BRIEF.
Print the entries verbatim, leaving out the images they contain.

INPUT.
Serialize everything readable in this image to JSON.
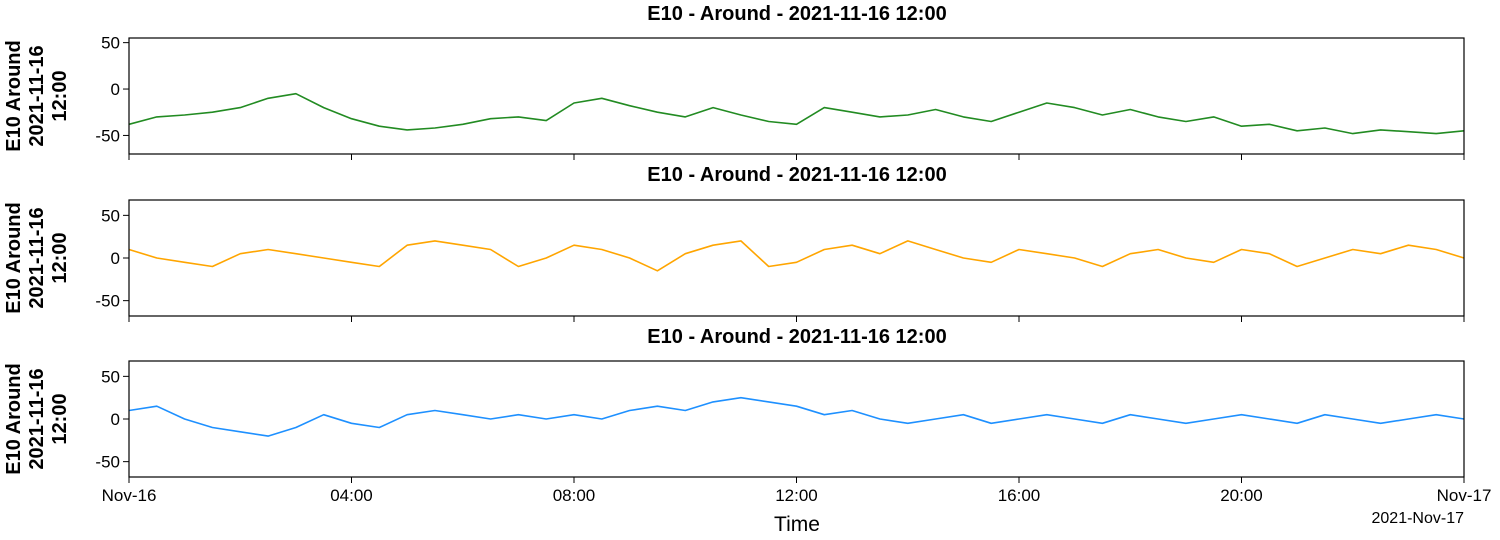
{
  "chart_data": [
    {
      "type": "line",
      "title": "E10 - Around - 2021-11-16 12:00",
      "ylabel": [
        "E10 Around",
        "2021-11-16",
        "12:00"
      ],
      "color": "#228B22",
      "x_range": [
        "2021-11-16 00:00",
        "2021-11-17 00:00"
      ],
      "ylim": [
        -70,
        55
      ],
      "yticks": [
        "50",
        "0",
        "-50"
      ],
      "ytick_values": [
        50,
        0,
        -50
      ],
      "series": [
        {
          "x_hours": [
            0,
            0.5,
            1,
            1.5,
            2,
            2.5,
            3,
            3.5,
            4,
            4.5,
            5,
            5.5,
            6,
            6.5,
            7,
            7.5,
            8,
            8.5,
            9,
            9.5,
            10,
            10.5,
            11,
            11.5,
            12,
            12.5,
            13,
            13.5,
            14,
            14.5,
            15,
            15.5,
            16,
            16.5,
            17,
            17.5,
            18,
            18.5,
            19,
            19.5,
            20,
            20.5,
            21,
            21.5,
            22,
            22.5,
            23,
            23.5,
            24
          ],
          "y": [
            -38,
            -30,
            -28,
            -25,
            -20,
            -10,
            -5,
            -20,
            -32,
            -40,
            -44,
            -42,
            -38,
            -32,
            -30,
            -34,
            -15,
            -10,
            -18,
            -25,
            -30,
            -20,
            -28,
            -35,
            -38,
            -20,
            -25,
            -30,
            -28,
            -22,
            -30,
            -35,
            -25,
            -15,
            -20,
            -28,
            -22,
            -30,
            -35,
            -30,
            -40,
            -38,
            -45,
            -42,
            -48,
            -44,
            -46,
            -48,
            -45
          ]
        }
      ]
    },
    {
      "type": "line",
      "title": "E10 - Around - 2021-11-16 12:00",
      "ylabel": [
        "E10 Around",
        "2021-11-16",
        "12:00"
      ],
      "color": "#FFA500",
      "x_range": [
        "2021-11-16 00:00",
        "2021-11-17 00:00"
      ],
      "ylim": [
        -68,
        68
      ],
      "yticks": [
        "50",
        "0",
        "-50"
      ],
      "ytick_values": [
        50,
        0,
        -50
      ],
      "series": [
        {
          "x_hours": [
            0,
            0.5,
            1,
            1.5,
            2,
            2.5,
            3,
            3.5,
            4,
            4.5,
            5,
            5.5,
            6,
            6.5,
            7,
            7.5,
            8,
            8.5,
            9,
            9.5,
            10,
            10.5,
            11,
            11.5,
            12,
            12.5,
            13,
            13.5,
            14,
            14.5,
            15,
            15.5,
            16,
            16.5,
            17,
            17.5,
            18,
            18.5,
            19,
            19.5,
            20,
            20.5,
            21,
            21.5,
            22,
            22.5,
            23,
            23.5,
            24
          ],
          "y": [
            10,
            0,
            -5,
            -10,
            5,
            10,
            5,
            0,
            -5,
            -10,
            15,
            20,
            15,
            10,
            -10,
            0,
            15,
            10,
            0,
            -15,
            5,
            15,
            20,
            -10,
            -5,
            10,
            15,
            5,
            20,
            10,
            0,
            -5,
            10,
            5,
            0,
            -10,
            5,
            10,
            0,
            -5,
            10,
            5,
            -10,
            0,
            10,
            5,
            15,
            10,
            0
          ]
        }
      ]
    },
    {
      "type": "line",
      "title": "E10 - Around - 2021-11-16 12:00",
      "ylabel": [
        "E10 Around",
        "2021-11-16",
        "12:00"
      ],
      "color": "#1E90FF",
      "x_range": [
        "2021-11-16 00:00",
        "2021-11-17 00:00"
      ],
      "xticks": [
        "Nov-16",
        "04:00",
        "08:00",
        "12:00",
        "16:00",
        "20:00",
        "Nov-17"
      ],
      "xlabel": "Time",
      "x_offset_label": "2021-Nov-17",
      "ylim": [
        -68,
        68
      ],
      "yticks": [
        "50",
        "0",
        "-50"
      ],
      "ytick_values": [
        50,
        0,
        -50
      ],
      "series": [
        {
          "x_hours": [
            0,
            0.5,
            1,
            1.5,
            2,
            2.5,
            3,
            3.5,
            4,
            4.5,
            5,
            5.5,
            6,
            6.5,
            7,
            7.5,
            8,
            8.5,
            9,
            9.5,
            10,
            10.5,
            11,
            11.5,
            12,
            12.5,
            13,
            13.5,
            14,
            14.5,
            15,
            15.5,
            16,
            16.5,
            17,
            17.5,
            18,
            18.5,
            19,
            19.5,
            20,
            20.5,
            21,
            21.5,
            22,
            22.5,
            23,
            23.5,
            24
          ],
          "y": [
            10,
            15,
            0,
            -10,
            -15,
            -20,
            -10,
            5,
            -5,
            -10,
            5,
            10,
            5,
            0,
            5,
            0,
            5,
            0,
            10,
            15,
            10,
            20,
            25,
            20,
            15,
            5,
            10,
            0,
            -5,
            0,
            5,
            -5,
            0,
            5,
            0,
            -5,
            5,
            0,
            -5,
            0,
            5,
            0,
            -5,
            5,
            0,
            -5,
            0,
            5,
            0
          ]
        }
      ]
    }
  ]
}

EXPECTED ANSWER.
Serialize everything readable in this image to JSON.
{
  "chart_data": [
    {
      "type": "line",
      "title": "E10 - Around - 2021-11-16 12:00",
      "ylabel": [
        "E10 Around",
        "2021-11-16",
        "12:00"
      ],
      "color": "#228B22",
      "x_range": [
        "2021-11-16 00:00",
        "2021-11-17 00:00"
      ],
      "ylim": [
        -70,
        55
      ],
      "yticks": [
        "50",
        "0",
        "-50"
      ],
      "ytick_values": [
        50,
        0,
        -50
      ],
      "series": [
        {
          "x_hours": [
            0,
            0.5,
            1,
            1.5,
            2,
            2.5,
            3,
            3.5,
            4,
            4.5,
            5,
            5.5,
            6,
            6.5,
            7,
            7.5,
            8,
            8.5,
            9,
            9.5,
            10,
            10.5,
            11,
            11.5,
            12,
            12.5,
            13,
            13.5,
            14,
            14.5,
            15,
            15.5,
            16,
            16.5,
            17,
            17.5,
            18,
            18.5,
            19,
            19.5,
            20,
            20.5,
            21,
            21.5,
            22,
            22.5,
            23,
            23.5,
            24
          ],
          "y": [
            -38,
            -30,
            -28,
            -25,
            -20,
            -10,
            -5,
            -20,
            -32,
            -40,
            -44,
            -42,
            -38,
            -32,
            -30,
            -34,
            -15,
            -10,
            -18,
            -25,
            -30,
            -20,
            -28,
            -35,
            -38,
            -20,
            -25,
            -30,
            -28,
            -22,
            -30,
            -35,
            -25,
            -15,
            -20,
            -28,
            -22,
            -30,
            -35,
            -30,
            -40,
            -38,
            -45,
            -42,
            -48,
            -44,
            -46,
            -48,
            -45
          ]
        }
      ]
    },
    {
      "type": "line",
      "title": "E10 - Around - 2021-11-16 12:00",
      "ylabel": [
        "E10 Around",
        "2021-11-16",
        "12:00"
      ],
      "color": "#FFA500",
      "x_range": [
        "2021-11-16 00:00",
        "2021-11-17 00:00"
      ],
      "ylim": [
        -68,
        68
      ],
      "yticks": [
        "50",
        "0",
        "-50"
      ],
      "ytick_values": [
        50,
        0,
        -50
      ],
      "series": [
        {
          "x_hours": [
            0,
            0.5,
            1,
            1.5,
            2,
            2.5,
            3,
            3.5,
            4,
            4.5,
            5,
            5.5,
            6,
            6.5,
            7,
            7.5,
            8,
            8.5,
            9,
            9.5,
            10,
            10.5,
            11,
            11.5,
            12,
            12.5,
            13,
            13.5,
            14,
            14.5,
            15,
            15.5,
            16,
            16.5,
            17,
            17.5,
            18,
            18.5,
            19,
            19.5,
            20,
            20.5,
            21,
            21.5,
            22,
            22.5,
            23,
            23.5,
            24
          ],
          "y": [
            10,
            0,
            -5,
            -10,
            5,
            10,
            5,
            0,
            -5,
            -10,
            15,
            20,
            15,
            10,
            -10,
            0,
            15,
            10,
            0,
            -15,
            5,
            15,
            20,
            -10,
            -5,
            10,
            15,
            5,
            20,
            10,
            0,
            -5,
            10,
            5,
            0,
            -10,
            5,
            10,
            0,
            -5,
            10,
            5,
            -10,
            0,
            10,
            5,
            15,
            10,
            0
          ]
        }
      ]
    },
    {
      "type": "line",
      "title": "E10 - Around - 2021-11-16 12:00",
      "ylabel": [
        "E10 Around",
        "2021-11-16",
        "12:00"
      ],
      "color": "#1E90FF",
      "x_range": [
        "2021-11-16 00:00",
        "2021-11-17 00:00"
      ],
      "xticks": [
        "Nov-16",
        "04:00",
        "08:00",
        "12:00",
        "16:00",
        "20:00",
        "Nov-17"
      ],
      "xlabel": "Time",
      "x_offset_label": "2021-Nov-17",
      "ylim": [
        -68,
        68
      ],
      "yticks": [
        "50",
        "0",
        "-50"
      ],
      "ytick_values": [
        50,
        0,
        -50
      ],
      "series": [
        {
          "x_hours": [
            0,
            0.5,
            1,
            1.5,
            2,
            2.5,
            3,
            3.5,
            4,
            4.5,
            5,
            5.5,
            6,
            6.5,
            7,
            7.5,
            8,
            8.5,
            9,
            9.5,
            10,
            10.5,
            11,
            11.5,
            12,
            12.5,
            13,
            13.5,
            14,
            14.5,
            15,
            15.5,
            16,
            16.5,
            17,
            17.5,
            18,
            18.5,
            19,
            19.5,
            20,
            20.5,
            21,
            21.5,
            22,
            22.5,
            23,
            23.5,
            24
          ],
          "y": [
            10,
            15,
            0,
            -10,
            -15,
            -20,
            -10,
            5,
            -5,
            -10,
            5,
            10,
            5,
            0,
            5,
            0,
            5,
            0,
            10,
            15,
            10,
            20,
            25,
            20,
            15,
            5,
            10,
            0,
            -5,
            0,
            5,
            -5,
            0,
            5,
            0,
            -5,
            5,
            0,
            -5,
            0,
            5,
            0,
            -5,
            5,
            0,
            -5,
            0,
            5,
            0
          ]
        }
      ]
    }
  ]
}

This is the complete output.